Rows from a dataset
= = = = = = =

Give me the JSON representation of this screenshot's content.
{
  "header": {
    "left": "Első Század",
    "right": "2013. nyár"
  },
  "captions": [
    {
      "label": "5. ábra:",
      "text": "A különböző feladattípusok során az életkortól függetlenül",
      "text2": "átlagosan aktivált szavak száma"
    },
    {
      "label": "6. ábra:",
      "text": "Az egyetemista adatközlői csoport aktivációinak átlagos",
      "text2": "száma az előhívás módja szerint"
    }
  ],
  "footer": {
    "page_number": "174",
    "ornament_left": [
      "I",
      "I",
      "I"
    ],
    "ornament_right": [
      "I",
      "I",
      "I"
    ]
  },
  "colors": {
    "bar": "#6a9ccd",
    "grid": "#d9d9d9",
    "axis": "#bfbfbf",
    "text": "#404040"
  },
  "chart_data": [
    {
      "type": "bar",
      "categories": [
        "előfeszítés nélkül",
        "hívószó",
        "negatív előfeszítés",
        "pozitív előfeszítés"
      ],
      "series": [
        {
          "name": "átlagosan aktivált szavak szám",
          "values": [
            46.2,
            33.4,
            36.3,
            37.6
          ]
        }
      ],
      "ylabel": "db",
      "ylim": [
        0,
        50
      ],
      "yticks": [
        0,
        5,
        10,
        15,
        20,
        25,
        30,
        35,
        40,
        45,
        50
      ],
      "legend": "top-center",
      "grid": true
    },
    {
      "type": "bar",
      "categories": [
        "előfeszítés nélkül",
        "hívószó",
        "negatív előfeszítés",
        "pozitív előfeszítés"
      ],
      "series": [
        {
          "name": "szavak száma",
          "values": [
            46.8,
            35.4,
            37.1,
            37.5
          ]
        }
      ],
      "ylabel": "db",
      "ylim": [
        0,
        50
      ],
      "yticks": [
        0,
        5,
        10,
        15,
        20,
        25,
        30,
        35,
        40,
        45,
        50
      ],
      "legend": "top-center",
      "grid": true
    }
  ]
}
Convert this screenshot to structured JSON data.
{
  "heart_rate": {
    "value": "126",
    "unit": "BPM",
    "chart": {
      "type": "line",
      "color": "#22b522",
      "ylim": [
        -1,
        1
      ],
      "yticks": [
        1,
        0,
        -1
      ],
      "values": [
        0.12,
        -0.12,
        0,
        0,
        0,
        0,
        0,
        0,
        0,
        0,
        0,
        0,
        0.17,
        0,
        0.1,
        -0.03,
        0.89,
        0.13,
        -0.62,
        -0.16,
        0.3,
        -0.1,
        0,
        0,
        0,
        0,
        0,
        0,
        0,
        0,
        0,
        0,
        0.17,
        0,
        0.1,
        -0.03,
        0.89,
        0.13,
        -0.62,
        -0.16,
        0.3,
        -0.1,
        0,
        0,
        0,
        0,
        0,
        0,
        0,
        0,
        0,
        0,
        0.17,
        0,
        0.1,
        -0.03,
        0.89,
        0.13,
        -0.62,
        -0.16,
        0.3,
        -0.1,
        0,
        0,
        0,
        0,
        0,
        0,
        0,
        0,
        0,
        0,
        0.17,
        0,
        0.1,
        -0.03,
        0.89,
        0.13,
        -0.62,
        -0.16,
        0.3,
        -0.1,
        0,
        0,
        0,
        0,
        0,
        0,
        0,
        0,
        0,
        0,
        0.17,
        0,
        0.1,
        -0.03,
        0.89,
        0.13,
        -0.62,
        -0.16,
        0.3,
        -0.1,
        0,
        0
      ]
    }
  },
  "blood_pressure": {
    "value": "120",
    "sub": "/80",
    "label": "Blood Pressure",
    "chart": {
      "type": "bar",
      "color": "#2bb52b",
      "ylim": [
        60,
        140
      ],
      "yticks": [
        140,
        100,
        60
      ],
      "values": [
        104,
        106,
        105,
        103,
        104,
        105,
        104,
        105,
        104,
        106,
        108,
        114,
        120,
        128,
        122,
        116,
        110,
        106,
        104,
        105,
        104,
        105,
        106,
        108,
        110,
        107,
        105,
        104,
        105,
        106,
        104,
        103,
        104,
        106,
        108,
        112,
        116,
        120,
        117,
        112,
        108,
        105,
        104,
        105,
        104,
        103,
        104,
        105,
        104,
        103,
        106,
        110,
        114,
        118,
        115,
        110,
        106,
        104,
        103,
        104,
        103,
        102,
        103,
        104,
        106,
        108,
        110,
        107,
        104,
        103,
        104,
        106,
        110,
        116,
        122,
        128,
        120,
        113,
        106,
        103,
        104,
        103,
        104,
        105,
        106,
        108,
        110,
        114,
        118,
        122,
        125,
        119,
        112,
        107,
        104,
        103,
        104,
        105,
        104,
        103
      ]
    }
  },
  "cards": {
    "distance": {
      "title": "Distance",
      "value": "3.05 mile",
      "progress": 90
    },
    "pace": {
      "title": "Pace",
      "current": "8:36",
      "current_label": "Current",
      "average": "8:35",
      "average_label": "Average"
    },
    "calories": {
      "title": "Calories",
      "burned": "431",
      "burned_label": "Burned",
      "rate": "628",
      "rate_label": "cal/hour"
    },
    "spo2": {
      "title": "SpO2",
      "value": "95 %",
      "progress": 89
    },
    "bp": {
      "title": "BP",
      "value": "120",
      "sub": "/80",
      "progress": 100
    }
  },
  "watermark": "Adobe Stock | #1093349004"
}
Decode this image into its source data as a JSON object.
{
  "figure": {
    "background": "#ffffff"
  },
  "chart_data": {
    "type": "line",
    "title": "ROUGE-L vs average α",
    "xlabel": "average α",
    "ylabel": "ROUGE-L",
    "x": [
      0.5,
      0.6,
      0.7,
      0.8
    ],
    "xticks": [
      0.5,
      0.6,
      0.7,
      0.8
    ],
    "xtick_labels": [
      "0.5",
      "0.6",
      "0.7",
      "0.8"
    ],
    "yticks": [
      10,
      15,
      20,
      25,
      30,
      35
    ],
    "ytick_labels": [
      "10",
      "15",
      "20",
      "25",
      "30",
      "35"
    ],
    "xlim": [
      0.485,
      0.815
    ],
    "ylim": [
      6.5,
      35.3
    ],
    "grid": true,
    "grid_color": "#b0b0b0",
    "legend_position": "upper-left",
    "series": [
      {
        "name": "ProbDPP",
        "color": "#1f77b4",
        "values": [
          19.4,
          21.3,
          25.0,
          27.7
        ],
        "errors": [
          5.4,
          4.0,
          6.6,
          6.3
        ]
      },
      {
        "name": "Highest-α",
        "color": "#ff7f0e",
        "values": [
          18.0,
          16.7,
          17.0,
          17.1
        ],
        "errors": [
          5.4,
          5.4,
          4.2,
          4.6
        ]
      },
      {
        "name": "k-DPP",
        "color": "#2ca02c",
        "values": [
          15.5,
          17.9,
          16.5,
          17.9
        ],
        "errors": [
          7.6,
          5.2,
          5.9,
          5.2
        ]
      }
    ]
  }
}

= = = = = = =

• OBJECTIVE: Quote the material exactly, leaving nothing out.

• TASK SOLUTION:
Give me the JSON representation of this screenshot's content.
{
  "header": {
    "left": "Első Század",
    "right": "2013. nyár"
  },
  "captions": [
    {
      "label": "5. ábra:",
      "text": "A különböző feladattípusok során az életkortól függetlenül",
      "text2": "átlagosan aktivált szavak száma"
    },
    {
      "label": "6. ábra:",
      "text": "Az egyetemista adatközlői csoport aktivációinak átlagos",
      "text2": "száma az előhívás módja szerint"
    }
  ],
  "footer": {
    "page_number": "174",
    "ornament_left": [
      "I",
      "I",
      "I"
    ],
    "ornament_right": [
      "I",
      "I",
      "I"
    ]
  },
  "colors": {
    "bar": "#6a9ccd",
    "grid": "#d9d9d9",
    "axis": "#bfbfbf",
    "text": "#404040"
  },
  "chart_data": [
    {
      "type": "bar",
      "categories": [
        "előfeszítés nélkül",
        "hívószó",
        "negatív előfeszítés",
        "pozitív előfeszítés"
      ],
      "series": [
        {
          "name": "átlagosan aktivált szavak szám",
          "values": [
            46.2,
            33.4,
            36.3,
            37.6
          ]
        }
      ],
      "ylabel": "db",
      "ylim": [
        0,
        50
      ],
      "yticks": [
        0,
        5,
        10,
        15,
        20,
        25,
        30,
        35,
        40,
        45,
        50
      ],
      "legend": "top-center",
      "grid": true
    },
    {
      "type": "bar",
      "categories": [
        "előfeszítés nélkül",
        "hívószó",
        "negatív előfeszítés",
        "pozitív előfeszítés"
      ],
      "series": [
        {
          "name": "szavak száma",
          "values": [
            46.8,
            35.4,
            37.1,
            37.5
          ]
        }
      ],
      "ylabel": "db",
      "ylim": [
        0,
        50
      ],
      "yticks": [
        0,
        5,
        10,
        15,
        20,
        25,
        30,
        35,
        40,
        45,
        50
      ],
      "legend": "top-center",
      "grid": true
    }
  ]
}
Convert this screenshot to structured JSON data.
{
  "heart_rate": {
    "value": "126",
    "unit": "BPM",
    "chart": {
      "type": "line",
      "color": "#22b522",
      "ylim": [
        -1,
        1
      ],
      "yticks": [
        1,
        0,
        -1
      ],
      "values": [
        0.12,
        -0.12,
        0,
        0,
        0,
        0,
        0,
        0,
        0,
        0,
        0,
        0,
        0.17,
        0,
        0.1,
        -0.03,
        0.89,
        0.13,
        -0.62,
        -0.16,
        0.3,
        -0.1,
        0,
        0,
        0,
        0,
        0,
        0,
        0,
        0,
        0,
        0,
        0.17,
        0,
        0.1,
        -0.03,
        0.89,
        0.13,
        -0.62,
        -0.16,
        0.3,
        -0.1,
        0,
        0,
        0,
        0,
        0,
        0,
        0,
        0,
        0,
        0,
        0.17,
        0,
        0.1,
        -0.03,
        0.89,
        0.13,
        -0.62,
        -0.16,
        0.3,
        -0.1,
        0,
        0,
        0,
        0,
        0,
        0,
        0,
        0,
        0,
        0,
        0.17,
        0,
        0.1,
        -0.03,
        0.89,
        0.13,
        -0.62,
        -0.16,
        0.3,
        -0.1,
        0,
        0,
        0,
        0,
        0,
        0,
        0,
        0,
        0,
        0,
        0.17,
        0,
        0.1,
        -0.03,
        0.89,
        0.13,
        -0.62,
        -0.16,
        0.3,
        -0.1,
        0,
        0
      ]
    }
  },
  "blood_pressure": {
    "value": "120",
    "sub": "/80",
    "label": "Blood Pressure",
    "chart": {
      "type": "bar",
      "color": "#2bb52b",
      "ylim": [
        60,
        140
      ],
      "yticks": [
        140,
        100,
        60
      ],
      "values": [
        104,
        106,
        105,
        103,
        104,
        105,
        104,
        105,
        104,
        106,
        108,
        114,
        120,
        128,
        122,
        116,
        110,
        106,
        104,
        105,
        104,
        105,
        106,
        108,
        110,
        107,
        105,
        104,
        105,
        106,
        104,
        103,
        104,
        106,
        108,
        112,
        116,
        120,
        117,
        112,
        108,
        105,
        104,
        105,
        104,
        103,
        104,
        105,
        104,
        103,
        106,
        110,
        114,
        118,
        115,
        110,
        106,
        104,
        103,
        104,
        103,
        102,
        103,
        104,
        106,
        108,
        110,
        107,
        104,
        103,
        104,
        106,
        110,
        116,
        122,
        128,
        120,
        113,
        106,
        103,
        104,
        103,
        104,
        105,
        106,
        108,
        110,
        114,
        118,
        122,
        125,
        119,
        112,
        107,
        104,
        103,
        104,
        105,
        104,
        103
      ]
    }
  },
  "cards": {
    "distance": {
      "title": "Distance",
      "value": "3.05 mile",
      "progress": 90
    },
    "pace": {
      "title": "Pace",
      "current": "8:36",
      "current_label": "Current",
      "average": "8:35",
      "average_label": "Average"
    },
    "calories": {
      "title": "Calories",
      "burned": "431",
      "burned_label": "Burned",
      "rate": "628",
      "rate_label": "cal/hour"
    },
    "spo2": {
      "title": "SpO2",
      "value": "95 %",
      "progress": 89
    },
    "bp": {
      "title": "BP",
      "value": "120",
      "sub": "/80",
      "progress": 100
    }
  },
  "watermark": "Adobe Stock | #1093349004"
}
Decode this image into its source data as a JSON object.
{
  "figure": {
    "background": "#ffffff"
  },
  "chart_data": {
    "type": "line",
    "title": "ROUGE-L vs average α",
    "xlabel": "average α",
    "ylabel": "ROUGE-L",
    "x": [
      0.5,
      0.6,
      0.7,
      0.8
    ],
    "xticks": [
      0.5,
      0.6,
      0.7,
      0.8
    ],
    "xtick_labels": [
      "0.5",
      "0.6",
      "0.7",
      "0.8"
    ],
    "yticks": [
      10,
      15,
      20,
      25,
      30,
      35
    ],
    "ytick_labels": [
      "10",
      "15",
      "20",
      "25",
      "30",
      "35"
    ],
    "xlim": [
      0.485,
      0.815
    ],
    "ylim": [
      6.5,
      35.3
    ],
    "grid": true,
    "grid_color": "#b0b0b0",
    "legend_position": "upper-left",
    "series": [
      {
        "name": "ProbDPP",
        "color": "#1f77b4",
        "values": [
          19.4,
          21.3,
          25.0,
          27.7
        ],
        "errors": [
          5.4,
          4.0,
          6.6,
          6.3
        ]
      },
      {
        "name": "Highest-α",
        "color": "#ff7f0e",
        "values": [
          18.0,
          16.7,
          17.0,
          17.1
        ],
        "errors": [
          5.4,
          5.4,
          4.2,
          4.6
        ]
      },
      {
        "name": "k-DPP",
        "color": "#2ca02c",
        "values": [
          15.5,
          17.9,
          16.5,
          17.9
        ],
        "errors": [
          7.6,
          5.2,
          5.9,
          5.2
        ]
      }
    ]
  }
}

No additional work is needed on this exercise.